[Figure record extracts]
"""

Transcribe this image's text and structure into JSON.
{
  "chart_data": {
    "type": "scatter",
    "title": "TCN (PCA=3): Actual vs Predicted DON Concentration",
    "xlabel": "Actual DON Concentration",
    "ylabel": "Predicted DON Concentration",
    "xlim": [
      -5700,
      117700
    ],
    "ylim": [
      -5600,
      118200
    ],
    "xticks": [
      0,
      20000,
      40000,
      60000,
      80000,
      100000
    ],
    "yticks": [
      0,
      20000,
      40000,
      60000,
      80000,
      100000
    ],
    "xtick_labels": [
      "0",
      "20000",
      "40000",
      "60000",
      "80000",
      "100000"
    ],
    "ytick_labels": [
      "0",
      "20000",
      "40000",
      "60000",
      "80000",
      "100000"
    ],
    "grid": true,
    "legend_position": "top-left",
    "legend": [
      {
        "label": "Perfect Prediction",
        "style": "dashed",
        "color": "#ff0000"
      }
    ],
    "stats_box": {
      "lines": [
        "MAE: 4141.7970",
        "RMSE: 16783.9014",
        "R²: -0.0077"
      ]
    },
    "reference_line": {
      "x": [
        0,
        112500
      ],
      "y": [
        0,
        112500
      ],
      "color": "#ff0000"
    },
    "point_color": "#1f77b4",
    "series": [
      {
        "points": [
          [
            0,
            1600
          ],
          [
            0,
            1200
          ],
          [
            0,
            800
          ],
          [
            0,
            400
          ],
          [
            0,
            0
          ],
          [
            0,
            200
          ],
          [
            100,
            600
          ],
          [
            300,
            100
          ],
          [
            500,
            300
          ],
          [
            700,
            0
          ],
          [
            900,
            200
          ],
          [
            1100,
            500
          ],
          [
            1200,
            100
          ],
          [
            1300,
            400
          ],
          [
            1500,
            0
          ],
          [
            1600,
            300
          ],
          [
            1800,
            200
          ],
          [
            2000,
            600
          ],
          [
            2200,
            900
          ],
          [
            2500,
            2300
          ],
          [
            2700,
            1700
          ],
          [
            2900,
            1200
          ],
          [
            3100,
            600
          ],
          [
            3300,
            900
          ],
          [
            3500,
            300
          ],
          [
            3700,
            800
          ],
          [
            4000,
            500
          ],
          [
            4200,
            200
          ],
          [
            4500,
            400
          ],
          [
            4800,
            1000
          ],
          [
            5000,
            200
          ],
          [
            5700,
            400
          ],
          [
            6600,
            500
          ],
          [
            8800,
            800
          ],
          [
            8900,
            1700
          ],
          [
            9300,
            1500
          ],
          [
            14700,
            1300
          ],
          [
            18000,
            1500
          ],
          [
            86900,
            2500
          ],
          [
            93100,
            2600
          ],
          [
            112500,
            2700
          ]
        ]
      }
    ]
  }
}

"""

Objective:
Write out all records exactly, keeping every detail.

Solution to the exercise:
Transcribe this image's text and structure into JSON.
{
  "chart_data": {
    "type": "scatter",
    "title": "TCN (PCA=3): Actual vs Predicted DON Concentration",
    "xlabel": "Actual DON Concentration",
    "ylabel": "Predicted DON Concentration",
    "xlim": [
      -5700,
      117700
    ],
    "ylim": [
      -5600,
      118200
    ],
    "xticks": [
      0,
      20000,
      40000,
      60000,
      80000,
      100000
    ],
    "yticks": [
      0,
      20000,
      40000,
      60000,
      80000,
      100000
    ],
    "xtick_labels": [
      "0",
      "20000",
      "40000",
      "60000",
      "80000",
      "100000"
    ],
    "ytick_labels": [
      "0",
      "20000",
      "40000",
      "60000",
      "80000",
      "100000"
    ],
    "grid": true,
    "legend_position": "top-left",
    "legend": [
      {
        "label": "Perfect Prediction",
        "style": "dashed",
        "color": "#ff0000"
      }
    ],
    "stats_box": {
      "lines": [
        "MAE: 4141.7970",
        "RMSE: 16783.9014",
        "R²: -0.0077"
      ]
    },
    "reference_line": {
      "x": [
        0,
        112500
      ],
      "y": [
        0,
        112500
      ],
      "color": "#ff0000"
    },
    "point_color": "#1f77b4",
    "series": [
      {
        "points": [
          [
            0,
            1600
          ],
          [
            0,
            1200
          ],
          [
            0,
            800
          ],
          [
            0,
            400
          ],
          [
            0,
            0
          ],
          [
            0,
            200
          ],
          [
            100,
            600
          ],
          [
            300,
            100
          ],
          [
            500,
            300
          ],
          [
            700,
            0
          ],
          [
            900,
            200
          ],
          [
            1100,
            500
          ],
          [
            1200,
            100
          ],
          [
            1300,
            400
          ],
          [
            1500,
            0
          ],
          [
            1600,
            300
          ],
          [
            1800,
            200
          ],
          [
            2000,
            600
          ],
          [
            2200,
            900
          ],
          [
            2500,
            2300
          ],
          [
            2700,
            1700
          ],
          [
            2900,
            1200
          ],
          [
            3100,
            600
          ],
          [
            3300,
            900
          ],
          [
            3500,
            300
          ],
          [
            3700,
            800
          ],
          [
            4000,
            500
          ],
          [
            4200,
            200
          ],
          [
            4500,
            400
          ],
          [
            4800,
            1000
          ],
          [
            5000,
            200
          ],
          [
            5700,
            400
          ],
          [
            6600,
            500
          ],
          [
            8800,
            800
          ],
          [
            8900,
            1700
          ],
          [
            9300,
            1500
          ],
          [
            14700,
            1300
          ],
          [
            18000,
            1500
          ],
          [
            86900,
            2500
          ],
          [
            93100,
            2600
          ],
          [
            112500,
            2700
          ]
        ]
      }
    ]
  }
}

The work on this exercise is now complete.